++++ 提供された抜粋 ++++

株式相場では、数年に一度は暴落が起こっています。
多くの投資家が慌てふためくなか、『待ってました』とばかりに暴落に買い向かう投資家もいます。
その代表的な存在が、資産約9兆円(851億ドル・2018年10月13日時点)、世界でもっとも成功した投資家といわれるウォーレン・バフェット氏です。
彼は50年以上一貫してバリュー投資を実践し、幾多の暴落をチャンスに変えながら巨額の資産を築き上げてきました。
この記事では、バフェット氏のバリュー投資から、暴落に怯えることなく有利に乗り越え、着実に資産を築いていくための方法を解説します。
1、バリュー投資とデイトレードを比較してみる
短期間で儲けたいという思いから、すぐに結果の出るデイトレードが好まれる傾向があります。
アマゾンのCEO・ジェフ・ペゾス氏は対談の中で、バフェット氏に対して次のような質問をしました。
「なぜみんなあなたの投資戦略を真似ないのですか?」
それに対するバフェット氏の回答が、多くの投資家がデイトレードを好む状況を見事に表して(皮肉って)います。
「ゆっくり金持ちになりたい人なんていないよ。」
バリュー投資とデイトレードの主な特徴を比較すると、以下の表のようになります。
投資方法としては、ほぼ真逆ということがわかります。
この表からも、暴落時にデイトレーダーが投げ売りした株を、バリュー投資家が買うという構図が見えてきます。
バリュー投資とデイトレードの比較 | ||
バリュー投資 | デイトレード | |
投資期間 | 長期 | 短期 |
売買頻度 | 少ない | 多い |
主な分析手法 | 財務分析・ファンダメンタルズ分析 | テクニカル分析 |
相場暴落時の対応 | 買い (割安になった優良株) | (原則)売り |
デイトレーダーは、相場が好調な時には儲けられても、それを継続できる投資家が少なく、相場の暴落によって多くが資金を失っています。
その一方で、バリュー投資家は相場が好調な時にはあまり目立たないものの、暴落を乗り越え、着実に資産を築いている投資家が多い傾向があります。

++++

## 問題
1 > 記録のうち、「sermon-schedule — [1081, 1353, 1665, 1459]」を含む行から「unit-thaler: ℔ — [1453, 1510, 1501, 1532]」を含む行まで（その行も含む）を、空行を除いた番号付きリストに変換してください。
2 > バフェット氏のバリュー投資についての文章を、最後に示された文の後から書き継いでください。
上の本文と次の記録は、互いに関係のない別々の資料です。

++++ 入力データ ++++

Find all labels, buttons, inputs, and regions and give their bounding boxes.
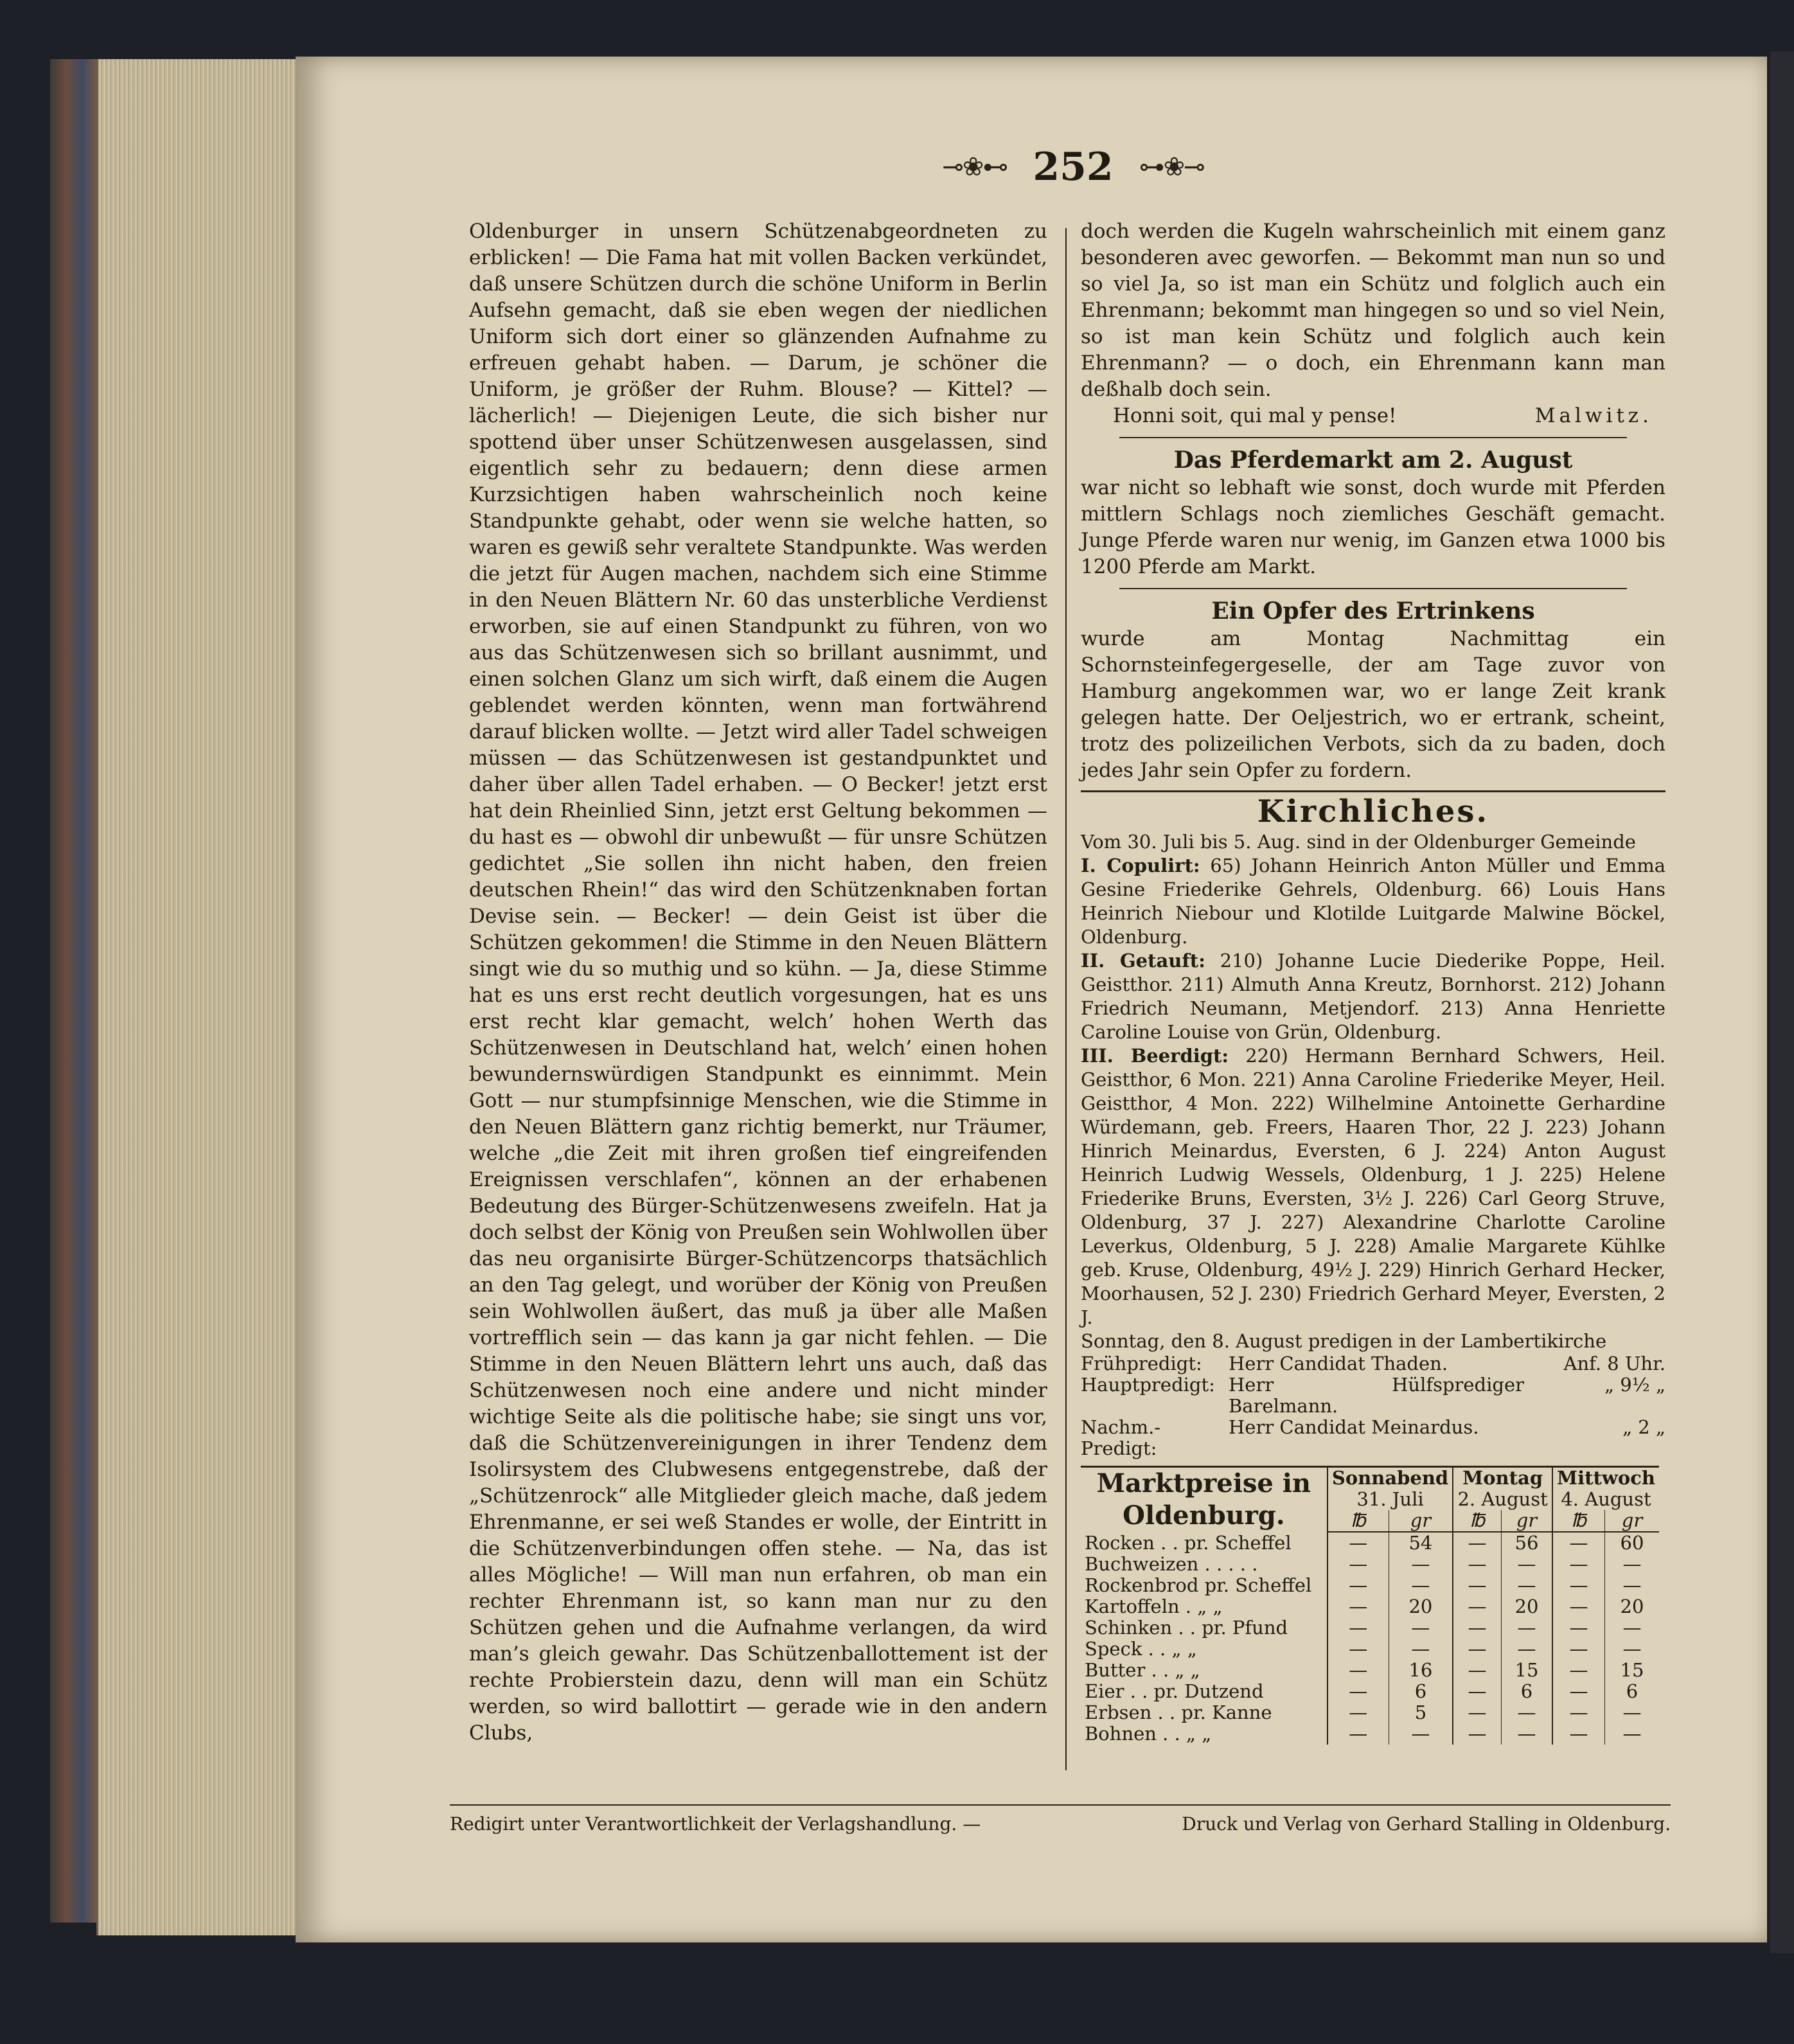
sermon-schedule — [1081, 1353, 1665, 1459]
section-rule-full — [1081, 790, 1665, 792]
prices-title — [1081, 1467, 1328, 1533]
price-value: — — [1453, 1660, 1501, 1681]
page-header — [919, 145, 1227, 190]
price-value: — — [1328, 1575, 1389, 1596]
price-value: — — [1453, 1617, 1501, 1639]
price-item: Eier . . pr. Dutzend — [1085, 1680, 1264, 1702]
unit-groschen: gr — [1501, 1510, 1552, 1532]
price-value: — — [1453, 1702, 1501, 1723]
price-value: — — [1552, 1681, 1604, 1702]
price-value: — — [1501, 1639, 1552, 1660]
price-value: 54 — [1389, 1532, 1453, 1554]
price-rows — [1081, 1532, 1659, 1745]
price-row — [1081, 1575, 1659, 1596]
price-row — [1081, 1702, 1659, 1723]
price-value: — — [1389, 1639, 1453, 1660]
unit-thaler: ℔ — [1453, 1510, 1501, 1532]
left-column-text: Oldenburger in unsern Schützenabgeordneten zu erblicken! — Die Fama hat mit vollen Backen verkündet, daß unsere Schützen durch die schöne Uniform in Berlin Aufsehn gemacht, daß sie eben wegen der niedlichen Uniform sich dort einer so glänzenden Aufnahme zu erfreuen gehabt haben. — Darum, je schöner die Uniform, je größer der Ruhm. Blouse? — Kittel? — lächerlich! — Diejenigen Leute, die sich bisher nur spottend über unser Schützenwesen ausgelassen, sind eigentlich sehr zu bedauern; denn diese armen Kurzsichtigen haben wahrscheinlich noch keine Standpunkte gehabt, oder wenn sie welche hatten, so waren es gewiß sehr veraltete Standpunkte. Was werden die jetzt für Augen machen, nachdem sich eine Stimme in den Neuen Blättern Nr. 60 das unsterbliche Verdienst erworben, sie auf einen Standpunkt zu führen, von wo aus das Schützenwesen sich so brillant ausnimmt, und einen solchen Glanz um sich wirft, daß einem die Augen geblendet werden könnten, wenn man fortwährend darauf blicken wollte. — Jetzt wird aller Tadel schweigen müssen — das Schützenwesen ist gestandpunktet und daher über allen Tadel erhaben. — O Becker! jetzt erst hat dein Rheinlied Sinn, jetzt erst Geltung bekommen — du hast es — obwohl dir unbewußt — für unsre Schützen gedichtet „Sie sollen ihn nicht haben, den freien deutschen Rhein!“ das wird den Schützenknaben fortan Devise sein. — Becker! — dein Geist ist über die Schützen gekommen! die Stimme in den Neuen Blättern singt wie du so muthig und so kühn. — Ja, diese Stimme hat es uns erst recht deutlich vorgesungen, hat es uns erst recht klar gemacht, welch’ hohen Werth das Schützenwesen in Deutschland hat, welch’ einen hohen bewundernswürdigen Standpunkt es einnimmt. Mein Gott — nur stumpfsinnige Menschen, wie die Stimme in den Neuen Blättern ganz richtig bemerkt, nur Träumer, welche „die Zeit mit ihren großen tief eingreifenden Ereignissen verschlafen“, können an der erhabenen Bedeutung des Bürger-Schützenwesens zweifeln. Hat ja doch selbst der König von Preußen sein Wohlwollen über das neu organisirte Bürger-Schützencorps thatsächlich an den Tag gelegt, und worüber der König von Preußen sein Wohlwollen äußert, das muß ja über alle Maßen vortrefflich sein — das kann ja gar nicht fehlen. — Die Stimme in den Neuen Blättern lehrt uns auch, daß das Schützenwesen noch eine andere und nicht minder wichtige Seite als die politische habe; sie singt uns vor, daß die Schützenvereinigungen in ihrer Tendenz dem Isolirsystem des Clubwesens entgegenstrebe, daß der „Schützenrock“ alle Mitglieder gleich mache, daß jedem Ehrenmanne, er sei weß Standes er wolle, der Eintritt in die Schützenverbindungen offen stehe. — Na, das ist alles Mögliche! — Will man nun erfahren, ob man ein rechter Ehrenmann ist, so kann man nur zu den Schützen gehen und die Aufnahme verlangen, da wird man’s gleich gewahr. Das Schützenballottement ist der rechte Probierstein dazu, denn will man ein Schütz werden, so wird ballottirt — gerade wie in den andern Clubs, — [469, 220, 1047, 1745]
price-value: — — [1552, 1554, 1604, 1575]
market-prices-table — [1081, 1466, 1659, 1745]
article-signature-line — [1081, 403, 1665, 429]
date-header: 2. August — [1453, 1489, 1552, 1510]
price-value: — — [1552, 1639, 1604, 1660]
sermon-label: Frühpredigt: — [1081, 1353, 1202, 1374]
column-divider — [1065, 228, 1067, 1770]
baptized-entry — [1081, 949, 1665, 1044]
day-header: Sonnabend — [1328, 1467, 1453, 1489]
horse-market-title: Das Pferdemarkt am 2. August — [1173, 447, 1573, 474]
page-stack-edge — [96, 59, 304, 1935]
day-header: Montag — [1453, 1467, 1552, 1489]
price-value: — — [1604, 1575, 1659, 1596]
price-value: 6 — [1604, 1681, 1659, 1702]
price-item: Butter . . „ „ — [1085, 1659, 1200, 1681]
price-value: 20 — [1501, 1596, 1552, 1617]
baptized-heading: II. Getauft: — [1081, 950, 1205, 972]
price-value: 56 — [1501, 1532, 1552, 1554]
price-value: — — [1552, 1702, 1604, 1723]
article-continuation: doch werden die Kugeln wahrscheinlich mit einem ganz besonderen avec geworfen. — Bekommt man nun so und so viel Ja, so ist man ein Schütz und folglich auch ein Ehrenmann; bekommt man hingegen so und so viel Nein, so ist man kein Schütz und folglich auch kein Ehrenmann? — o doch, ein Ehrenmann kann man deßhalb doch sein. — [1081, 220, 1665, 401]
price-value: — — [1328, 1617, 1389, 1639]
church-intro: Vom 30. Juli bis 5. Aug. sind in der Oldenburger Gemeinde — [1081, 831, 1636, 853]
price-value: — — [1552, 1575, 1604, 1596]
price-value: — — [1453, 1639, 1501, 1660]
price-value: — — [1453, 1723, 1501, 1745]
price-value: — — [1552, 1596, 1604, 1617]
price-row — [1081, 1723, 1659, 1745]
motto: Honni soit, qui mal y pense! — [1113, 404, 1397, 427]
price-item: Schinken . . pr. Pfund — [1085, 1617, 1288, 1639]
section-rule — [1119, 437, 1627, 438]
baptized-list: 210) Johanne Lucie Diederike Poppe, Heil. Geistthor. 211) Almuth Anna Kreutz, Bornhorst. 212) Johann Friedrich Neumann, Metjendorf. 213) Anna Henriette Caroline Louise von Grün, Oldenburg. — [1081, 950, 1665, 1043]
price-item: Bohnen . . „ „ — [1085, 1723, 1212, 1745]
price-value: — — [1453, 1554, 1501, 1575]
price-value: 20 — [1604, 1596, 1659, 1617]
price-row — [1081, 1660, 1659, 1681]
price-item: Buchweizen . . . . . — [1085, 1553, 1258, 1575]
price-value: — — [1453, 1596, 1501, 1617]
sermon-label: Hauptpredigt: — [1081, 1374, 1215, 1396]
page-footer — [450, 1804, 1671, 1835]
footer-editorial: Redigirt unter Verantwortlichkeit der Verlagshandlung. — — [450, 1813, 981, 1835]
price-value: — — [1604, 1639, 1659, 1660]
unit-thaler: ℔ — [1552, 1510, 1604, 1532]
price-value: — — [1604, 1723, 1659, 1745]
sermon-row — [1081, 1353, 1665, 1374]
price-value: — — [1328, 1723, 1389, 1745]
sunday-sermons-intro: Sonntag, den 8. August predigen in der Lambertikirche — [1081, 1330, 1607, 1352]
price-row — [1081, 1532, 1659, 1554]
prices-header-row — [1081, 1467, 1659, 1489]
price-value: — — [1389, 1617, 1453, 1639]
copulated-heading: I. Copulirt: — [1081, 855, 1200, 876]
price-value: — — [1501, 1575, 1552, 1596]
scan-background-right — [1770, 51, 1794, 1953]
sermon-preacher: Herr Hülfsprediger Barelmann. — [1229, 1374, 1524, 1417]
section-rule — [1119, 588, 1627, 589]
price-item: Rockenbrod pr. Scheffel — [1085, 1574, 1312, 1596]
price-value: — — [1328, 1554, 1389, 1575]
price-value: — — [1328, 1681, 1389, 1702]
price-value: — — [1552, 1660, 1604, 1681]
sermon-row — [1081, 1374, 1665, 1417]
sermon-time: „ 2 „ — [1622, 1416, 1665, 1438]
price-value: — — [1501, 1617, 1552, 1639]
right-column — [1081, 218, 1665, 1745]
price-value: — — [1389, 1554, 1453, 1575]
price-value: 15 — [1604, 1660, 1659, 1681]
sermon-time: Anf. 8 Uhr. — [1563, 1353, 1665, 1374]
price-value: — — [1604, 1702, 1659, 1723]
price-value: — — [1328, 1532, 1389, 1554]
drowning-title: Ein Opfer des Ertrinkens — [1211, 598, 1535, 625]
page-number: 252 — [1033, 145, 1114, 190]
price-value: 16 — [1389, 1660, 1453, 1681]
unit-groschen: gr — [1604, 1510, 1659, 1532]
price-value: — — [1328, 1702, 1389, 1723]
price-row — [1081, 1617, 1659, 1639]
price-value: — — [1453, 1575, 1501, 1596]
date-header: 31. Juli — [1328, 1489, 1453, 1510]
price-row — [1081, 1596, 1659, 1617]
price-value: — — [1604, 1554, 1659, 1575]
price-value: 6 — [1389, 1681, 1453, 1702]
price-value: — — [1552, 1723, 1604, 1745]
price-item: Rocken . . pr. Scheffel — [1085, 1531, 1292, 1554]
sermon-label: Nachm.-Predigt: — [1081, 1416, 1161, 1459]
buried-heading: III. Beerdigt: — [1081, 1045, 1229, 1067]
price-item: Speck . . „ „ — [1085, 1638, 1197, 1660]
sermon-preacher: Herr Candidat Meinardus. — [1229, 1416, 1479, 1438]
price-value: — — [1389, 1575, 1453, 1596]
price-row — [1081, 1639, 1659, 1660]
price-value: — — [1328, 1660, 1389, 1681]
price-value: 20 — [1389, 1596, 1453, 1617]
price-row — [1081, 1554, 1659, 1575]
sermon-preacher: Herr Candidat Thaden. — [1229, 1353, 1448, 1374]
price-value: 5 — [1389, 1702, 1453, 1723]
price-value: — — [1552, 1617, 1604, 1639]
copulated-list: 65) Johann Heinrich Anton Müller und Emma Gesine Friederike Gehrels, Oldenburg. 66) Louis Hans Heinrich Niebour und Klotilde Luitgarde Malwine Böckel, Oldenburg. — [1081, 855, 1665, 948]
drowning-text: wurde am Montag Nachmittag ein Schornsteinfegergeselle, der am Tage zuvor von Hamburg angekommen war, wo er lange Zeit krank gelegen hatte. Der Oeljestrich, wo er ertrank, scheint, trotz des polizeilichen Verbots, sich da zu baden, doch jedes Jahr sein Opfer zu fordern. — [1081, 627, 1665, 782]
price-row — [1081, 1681, 1659, 1702]
price-value: — — [1552, 1532, 1604, 1554]
day-header: Mittwoch — [1552, 1467, 1659, 1489]
price-item: Erbsen . . pr. Kanne — [1085, 1702, 1272, 1723]
left-column — [469, 218, 1047, 1746]
copulated-entry — [1081, 854, 1665, 949]
sermon-time: „ 9½ „ — [1604, 1374, 1665, 1396]
sermon-row — [1081, 1417, 1665, 1459]
church-news — [1081, 830, 1665, 1353]
price-value: — — [1453, 1681, 1501, 1702]
ornament-left-icon: ⊸❀⊷ — [942, 152, 1008, 182]
buried-entry — [1081, 1044, 1665, 1329]
unit-groschen: gr — [1389, 1510, 1453, 1532]
price-value: — — [1604, 1617, 1659, 1639]
prices-title-line1: Marktpreise in — [1096, 1468, 1311, 1498]
ornament-right-icon: ⊶❀⊸ — [1139, 152, 1204, 182]
price-value: — — [1389, 1723, 1453, 1745]
date-header: 4. August — [1552, 1489, 1659, 1510]
footer-printer: Druck und Verlag von Gerhard Stalling in Oldenburg. — [1182, 1813, 1671, 1835]
price-value: 6 — [1501, 1681, 1552, 1702]
price-item: Kartoffeln . „ „ — [1085, 1595, 1223, 1617]
price-value: — — [1328, 1596, 1389, 1617]
price-value: — — [1501, 1554, 1552, 1575]
price-value: — — [1328, 1639, 1389, 1660]
price-value: 15 — [1501, 1660, 1552, 1681]
horse-market-text: war nicht so lebhaft wie sonst, doch wurde mit Pferden mittlern Schlags noch ziemliches Geschäft gemacht. Junge Pferde waren nur wenig, im Ganzen etwa 1000 bis 1200 Pferde am Markt. — [1081, 476, 1665, 578]
price-value: 60 — [1604, 1532, 1659, 1554]
church-news-title: Kirchliches. — [1257, 794, 1489, 830]
unit-thaler: ℔ — [1328, 1510, 1389, 1532]
buried-list: 220) Hermann Bernhard Schwers, Heil. Geistthor, 6 Mon. 221) Anna Caroline Friederike Meyer, Heil. Geistthor, 4 Mon. 222) Wilhelmine Antoinette Gerhardine Würdemann, geb. Freers, Haaren Thor, 22 J. 223) Johann Hinrich Meinardus, Eversten, 6 J. 224) Anton August Heinrich Ludwig Wessels, Oldenburg, 1 J. 225) Helene Friederike Bruns, Eversten, 3½ J. 226) Carl Georg Struve, Oldenburg, 37 J. 227) Alexandrine Charlotte Caroline Leverkus, Oldenburg, 5 J. 228) Amalie Margarete Kühlke geb. Kruse, Oldenburg, 49½ J. 229) Hinrich Gerhard Hecker, Moorhausen, 52 J. 230) Friedrich Gerhard Meyer, Eversten, 2 J. — [1081, 1045, 1665, 1328]
author-signature: Malwitz. — [1534, 404, 1653, 427]
price-value: — — [1501, 1723, 1552, 1745]
price-value: — — [1453, 1532, 1501, 1554]
price-value: — — [1501, 1702, 1552, 1723]
prices-title-line2: Oldenburg. — [1123, 1500, 1285, 1531]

++++

## 解答
1 >
1. sermon-schedule — [1081, 1353, 1665, 1459]
2. section-rule-full — [1081, 790, 1665, 792]
3. prices-title — [1081, 1467, 1328, 1533]
4. price-value: — — [1453, 1660, 1501, 1681]
5. page-header — [919, 145, 1227, 190]
6. price-value: — — [1328, 1575, 1389, 1596]
7. price-value: — — [1453, 1617, 1501, 1639]
8. price-item: Eier . . pr. Dutzend — [1085, 1680, 1264, 1702]
9. unit-groschen: gr — [1501, 1510, 1552, 1532]
10. price-value: — — [1453, 1702, 1501, 1723]
11. price-value: — — [1552, 1681, 1604, 1702]
12. price-value: — — [1501, 1639, 1552, 1660]
13. price-value: 54 — [1389, 1532, 1453, 1554]
14. price-rows — [1081, 1532, 1659, 1745]
15. price-row — [1081, 1575, 1659, 1596]
16. price-row — [1081, 1702, 1659, 1723]
17. price-value: — — [1389, 1639, 1453, 1660]
18. unit-thaler: ℔ — [1453, 1510, 1501, 1532]

2 >
2、バリュー投資のメリット・デメリット
バリュー投資には、以下のようなメリットとデメリットがあります。
(1)メリット
① 下値リスクが小さい
バリュー投資では、投資する企業の財務状態やキャッシュフローなどを詳細に分析し、本来の企業価値に対して株価が割安な銘柄を投資対象とします。
そのため、それ以上に株価が下がるリスクが限定されます。
暴落時にも比較的株価が下がりにくく、一時的に下がったタイミングは買い増しのチャンスともなります。
② 頻繁に売買しなくて良い
売買を繰り返しながら細かく利益を積み上げていくデイトレードに対して、バリュー投資では、割安だと判断した銘柄に、数年単位の長期スタンスで投資します。
細かい値動きを見ながら売買のタイミングをはかる必要がないので、精神的にも楽で、仕事などで取引時間中に時間が取れない方でも不利になることはありません。
(2)デメリット
① 利益が出るまでに時間がかかる
バリュー投資の投資対象となる割安株は、比較的地味な不人気株や小型株が多く(それゆえ株価が割安に放置されている)、市場で評価され株価に反映されるまでには、年単位の時間がかかるのが一般的です。
そのため、短期的に利益を得ることを目的とする方には向きません。
また、なかなか株価が上がらなかったり、株価が下落したとしても、投資の前提となっている企業価値が損なわれていないならば、手放さず保有し続ける意志も大切になります。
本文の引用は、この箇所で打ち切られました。